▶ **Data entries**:
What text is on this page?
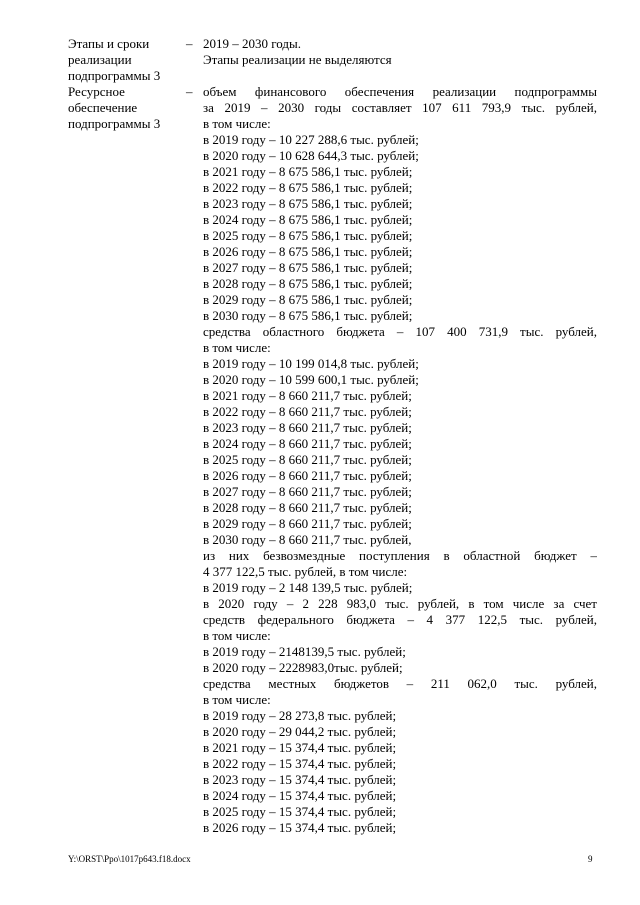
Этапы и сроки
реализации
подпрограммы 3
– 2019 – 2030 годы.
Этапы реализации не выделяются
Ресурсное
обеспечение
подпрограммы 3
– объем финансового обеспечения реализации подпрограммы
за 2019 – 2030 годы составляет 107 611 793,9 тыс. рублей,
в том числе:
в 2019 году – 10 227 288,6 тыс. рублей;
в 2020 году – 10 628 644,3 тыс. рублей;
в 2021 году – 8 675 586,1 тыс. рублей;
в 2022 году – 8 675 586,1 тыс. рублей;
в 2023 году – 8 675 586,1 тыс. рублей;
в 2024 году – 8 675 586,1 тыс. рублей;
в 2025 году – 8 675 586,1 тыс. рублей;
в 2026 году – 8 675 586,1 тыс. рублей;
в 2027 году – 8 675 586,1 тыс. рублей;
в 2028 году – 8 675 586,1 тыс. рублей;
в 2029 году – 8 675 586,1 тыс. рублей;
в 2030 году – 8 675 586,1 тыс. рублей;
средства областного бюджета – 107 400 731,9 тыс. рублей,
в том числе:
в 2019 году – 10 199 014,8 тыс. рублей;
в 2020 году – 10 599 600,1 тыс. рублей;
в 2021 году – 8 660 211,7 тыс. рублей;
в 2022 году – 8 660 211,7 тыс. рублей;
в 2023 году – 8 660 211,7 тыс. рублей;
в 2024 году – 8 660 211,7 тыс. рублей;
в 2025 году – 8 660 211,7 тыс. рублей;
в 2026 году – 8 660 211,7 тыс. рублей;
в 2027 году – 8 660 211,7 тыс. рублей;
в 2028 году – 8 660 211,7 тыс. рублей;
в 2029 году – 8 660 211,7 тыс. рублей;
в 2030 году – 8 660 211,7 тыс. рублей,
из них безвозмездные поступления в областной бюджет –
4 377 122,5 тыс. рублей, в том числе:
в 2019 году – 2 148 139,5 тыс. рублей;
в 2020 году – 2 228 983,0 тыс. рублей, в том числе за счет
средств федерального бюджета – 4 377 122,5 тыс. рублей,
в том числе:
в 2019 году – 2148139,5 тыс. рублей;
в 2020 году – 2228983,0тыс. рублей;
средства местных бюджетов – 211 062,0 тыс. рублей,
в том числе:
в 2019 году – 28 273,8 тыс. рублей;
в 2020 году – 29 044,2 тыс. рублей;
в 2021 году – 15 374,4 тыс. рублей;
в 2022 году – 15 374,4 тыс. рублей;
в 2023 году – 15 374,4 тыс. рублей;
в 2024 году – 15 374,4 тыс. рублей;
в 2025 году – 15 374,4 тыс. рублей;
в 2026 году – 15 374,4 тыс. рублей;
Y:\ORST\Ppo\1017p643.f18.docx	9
...
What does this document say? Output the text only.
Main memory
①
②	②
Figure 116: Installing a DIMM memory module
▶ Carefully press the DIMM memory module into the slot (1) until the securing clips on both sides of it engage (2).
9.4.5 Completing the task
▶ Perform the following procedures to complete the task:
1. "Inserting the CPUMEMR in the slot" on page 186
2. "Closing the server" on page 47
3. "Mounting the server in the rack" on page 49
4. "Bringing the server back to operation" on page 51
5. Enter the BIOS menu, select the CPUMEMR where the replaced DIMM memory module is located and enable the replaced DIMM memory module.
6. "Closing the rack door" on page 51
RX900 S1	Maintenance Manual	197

▶ **Problem details**: Determine how many lines in the listing above hold the string "slot", then write only the number.

▶ **Answer below**: 2